_TASK OBJECTIVE_:
Collect each line of the records containing the string "закупки".

_PROVIDED DATA_:

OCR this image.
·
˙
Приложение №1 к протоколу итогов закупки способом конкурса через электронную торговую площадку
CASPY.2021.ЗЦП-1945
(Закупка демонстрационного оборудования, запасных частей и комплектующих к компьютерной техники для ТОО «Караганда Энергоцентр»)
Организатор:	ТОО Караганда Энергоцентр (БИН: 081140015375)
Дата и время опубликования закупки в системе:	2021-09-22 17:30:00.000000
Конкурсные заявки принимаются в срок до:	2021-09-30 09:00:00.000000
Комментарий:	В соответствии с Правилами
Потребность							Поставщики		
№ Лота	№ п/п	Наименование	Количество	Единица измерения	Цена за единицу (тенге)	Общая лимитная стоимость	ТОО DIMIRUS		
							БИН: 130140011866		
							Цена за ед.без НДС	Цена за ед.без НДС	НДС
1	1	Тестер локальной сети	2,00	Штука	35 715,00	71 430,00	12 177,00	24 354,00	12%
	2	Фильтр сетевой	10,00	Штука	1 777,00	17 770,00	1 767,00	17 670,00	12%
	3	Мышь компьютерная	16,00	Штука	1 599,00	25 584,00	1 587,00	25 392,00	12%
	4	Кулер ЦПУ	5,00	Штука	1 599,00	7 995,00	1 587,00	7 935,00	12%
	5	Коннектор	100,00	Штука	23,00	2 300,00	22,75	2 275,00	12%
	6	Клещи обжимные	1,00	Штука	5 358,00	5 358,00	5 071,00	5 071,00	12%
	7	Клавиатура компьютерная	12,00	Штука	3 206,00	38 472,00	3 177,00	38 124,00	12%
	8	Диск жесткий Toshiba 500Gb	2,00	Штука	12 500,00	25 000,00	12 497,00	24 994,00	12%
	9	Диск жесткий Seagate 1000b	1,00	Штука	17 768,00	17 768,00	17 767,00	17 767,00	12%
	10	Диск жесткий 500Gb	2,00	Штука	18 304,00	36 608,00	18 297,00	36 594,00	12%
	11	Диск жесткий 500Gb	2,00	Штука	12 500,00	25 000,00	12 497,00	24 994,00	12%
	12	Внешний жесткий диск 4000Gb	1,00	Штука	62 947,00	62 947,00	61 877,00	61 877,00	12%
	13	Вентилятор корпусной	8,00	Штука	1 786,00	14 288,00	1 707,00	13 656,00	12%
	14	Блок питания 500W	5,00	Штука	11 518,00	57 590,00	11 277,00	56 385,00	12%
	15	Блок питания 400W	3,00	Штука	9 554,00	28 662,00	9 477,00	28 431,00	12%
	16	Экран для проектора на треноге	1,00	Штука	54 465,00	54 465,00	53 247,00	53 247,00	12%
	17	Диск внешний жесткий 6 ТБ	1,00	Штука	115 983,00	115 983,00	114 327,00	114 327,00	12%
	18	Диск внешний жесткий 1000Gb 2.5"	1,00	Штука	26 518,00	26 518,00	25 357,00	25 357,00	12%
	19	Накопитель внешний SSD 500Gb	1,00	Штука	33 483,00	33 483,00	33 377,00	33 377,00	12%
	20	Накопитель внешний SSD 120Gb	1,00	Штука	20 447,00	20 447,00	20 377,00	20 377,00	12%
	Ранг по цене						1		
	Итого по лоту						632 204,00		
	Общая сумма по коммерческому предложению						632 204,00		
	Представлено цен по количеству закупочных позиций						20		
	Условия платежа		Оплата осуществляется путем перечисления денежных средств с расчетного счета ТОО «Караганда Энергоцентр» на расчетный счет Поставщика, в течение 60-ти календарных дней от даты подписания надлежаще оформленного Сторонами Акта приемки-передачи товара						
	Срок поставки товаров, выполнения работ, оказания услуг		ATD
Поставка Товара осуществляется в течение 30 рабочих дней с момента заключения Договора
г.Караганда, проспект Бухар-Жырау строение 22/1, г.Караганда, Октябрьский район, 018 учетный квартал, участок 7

_EXERCISE ANSWER_:
Приложение №1 к протоколу итогов закупки способом конкурса через электронную торговую площадку
Дата и время опубликования закупки в системе:	2021-09-22 17:30:00.000000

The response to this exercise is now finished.